> _WHAT NEEDS TO BE DONE_:
State the number of lines that include the string "queue", and write nothing else.

(Records from a dataset)
######

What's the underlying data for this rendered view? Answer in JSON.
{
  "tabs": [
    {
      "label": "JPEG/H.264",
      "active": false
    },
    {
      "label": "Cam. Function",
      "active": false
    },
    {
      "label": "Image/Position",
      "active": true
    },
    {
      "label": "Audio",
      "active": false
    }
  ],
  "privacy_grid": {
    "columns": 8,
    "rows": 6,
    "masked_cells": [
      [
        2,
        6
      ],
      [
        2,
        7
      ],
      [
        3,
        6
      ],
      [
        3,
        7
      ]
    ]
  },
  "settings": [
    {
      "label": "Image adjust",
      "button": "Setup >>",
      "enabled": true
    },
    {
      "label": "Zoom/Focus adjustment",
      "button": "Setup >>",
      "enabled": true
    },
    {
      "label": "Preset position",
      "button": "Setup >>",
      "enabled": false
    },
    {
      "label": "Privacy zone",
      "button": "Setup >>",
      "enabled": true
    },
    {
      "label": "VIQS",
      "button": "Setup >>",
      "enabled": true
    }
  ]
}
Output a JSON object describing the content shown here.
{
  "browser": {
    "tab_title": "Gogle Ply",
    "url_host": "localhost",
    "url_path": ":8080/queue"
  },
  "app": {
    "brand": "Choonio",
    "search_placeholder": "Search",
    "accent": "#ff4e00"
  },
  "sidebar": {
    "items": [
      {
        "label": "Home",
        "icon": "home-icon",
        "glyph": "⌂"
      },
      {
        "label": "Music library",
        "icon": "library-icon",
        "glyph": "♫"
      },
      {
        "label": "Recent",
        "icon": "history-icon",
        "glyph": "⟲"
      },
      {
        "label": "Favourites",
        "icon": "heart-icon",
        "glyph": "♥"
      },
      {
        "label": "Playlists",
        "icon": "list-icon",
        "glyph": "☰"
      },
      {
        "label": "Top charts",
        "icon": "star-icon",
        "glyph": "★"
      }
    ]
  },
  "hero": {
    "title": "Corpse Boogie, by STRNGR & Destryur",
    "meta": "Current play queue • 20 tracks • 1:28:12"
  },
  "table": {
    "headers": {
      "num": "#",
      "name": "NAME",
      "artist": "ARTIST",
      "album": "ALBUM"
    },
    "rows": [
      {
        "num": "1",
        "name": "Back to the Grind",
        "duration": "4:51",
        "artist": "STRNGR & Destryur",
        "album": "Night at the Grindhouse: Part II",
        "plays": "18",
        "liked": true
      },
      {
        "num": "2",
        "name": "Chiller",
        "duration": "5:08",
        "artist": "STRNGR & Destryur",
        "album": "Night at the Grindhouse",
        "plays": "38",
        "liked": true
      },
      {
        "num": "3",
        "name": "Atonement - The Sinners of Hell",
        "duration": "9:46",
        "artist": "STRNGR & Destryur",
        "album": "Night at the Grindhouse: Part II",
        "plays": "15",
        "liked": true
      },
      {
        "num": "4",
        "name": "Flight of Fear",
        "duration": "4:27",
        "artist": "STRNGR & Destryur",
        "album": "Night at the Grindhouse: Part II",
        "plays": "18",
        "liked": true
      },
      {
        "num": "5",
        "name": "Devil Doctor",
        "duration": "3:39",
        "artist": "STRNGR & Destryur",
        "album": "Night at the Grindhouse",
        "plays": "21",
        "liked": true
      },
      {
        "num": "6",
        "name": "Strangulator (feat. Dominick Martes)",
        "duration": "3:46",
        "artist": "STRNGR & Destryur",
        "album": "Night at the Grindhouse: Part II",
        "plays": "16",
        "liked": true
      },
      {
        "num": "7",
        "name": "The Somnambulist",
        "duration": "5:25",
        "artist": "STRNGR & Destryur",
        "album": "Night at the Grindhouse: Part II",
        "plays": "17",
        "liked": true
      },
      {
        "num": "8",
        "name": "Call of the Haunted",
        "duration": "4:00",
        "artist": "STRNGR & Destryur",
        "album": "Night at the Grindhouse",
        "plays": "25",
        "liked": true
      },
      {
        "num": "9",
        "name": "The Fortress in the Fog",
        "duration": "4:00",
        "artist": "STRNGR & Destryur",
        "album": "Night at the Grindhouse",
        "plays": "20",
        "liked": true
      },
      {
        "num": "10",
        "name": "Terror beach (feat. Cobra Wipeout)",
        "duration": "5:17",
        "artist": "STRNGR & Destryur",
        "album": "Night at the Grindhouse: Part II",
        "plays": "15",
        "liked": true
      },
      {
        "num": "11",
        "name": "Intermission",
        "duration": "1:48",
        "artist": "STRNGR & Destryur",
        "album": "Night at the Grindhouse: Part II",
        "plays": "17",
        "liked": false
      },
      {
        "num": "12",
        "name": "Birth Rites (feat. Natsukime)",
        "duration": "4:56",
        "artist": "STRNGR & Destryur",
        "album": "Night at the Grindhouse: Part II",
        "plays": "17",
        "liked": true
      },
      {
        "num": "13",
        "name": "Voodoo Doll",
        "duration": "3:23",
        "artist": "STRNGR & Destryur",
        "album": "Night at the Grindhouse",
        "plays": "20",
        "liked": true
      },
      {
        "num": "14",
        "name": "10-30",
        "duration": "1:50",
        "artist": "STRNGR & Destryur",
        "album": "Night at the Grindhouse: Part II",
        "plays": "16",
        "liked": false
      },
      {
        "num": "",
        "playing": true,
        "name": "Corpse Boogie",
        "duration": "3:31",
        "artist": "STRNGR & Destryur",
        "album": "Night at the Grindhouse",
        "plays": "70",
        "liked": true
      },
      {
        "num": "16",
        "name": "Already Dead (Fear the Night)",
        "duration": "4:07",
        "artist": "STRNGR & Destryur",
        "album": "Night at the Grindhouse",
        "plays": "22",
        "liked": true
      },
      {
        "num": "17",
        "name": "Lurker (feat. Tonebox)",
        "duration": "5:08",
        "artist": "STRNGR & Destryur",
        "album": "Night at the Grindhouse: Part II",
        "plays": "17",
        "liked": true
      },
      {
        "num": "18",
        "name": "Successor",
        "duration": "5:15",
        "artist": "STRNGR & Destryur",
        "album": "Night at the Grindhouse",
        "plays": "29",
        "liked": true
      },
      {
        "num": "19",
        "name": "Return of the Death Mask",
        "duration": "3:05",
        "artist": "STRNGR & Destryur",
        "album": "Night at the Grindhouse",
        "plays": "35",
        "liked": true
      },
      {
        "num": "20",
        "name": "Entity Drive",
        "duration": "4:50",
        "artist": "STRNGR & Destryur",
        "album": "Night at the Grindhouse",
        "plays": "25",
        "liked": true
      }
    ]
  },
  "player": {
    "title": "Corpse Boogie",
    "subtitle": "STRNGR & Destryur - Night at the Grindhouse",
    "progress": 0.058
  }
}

######

> _EXERCISE ANSWER_:
2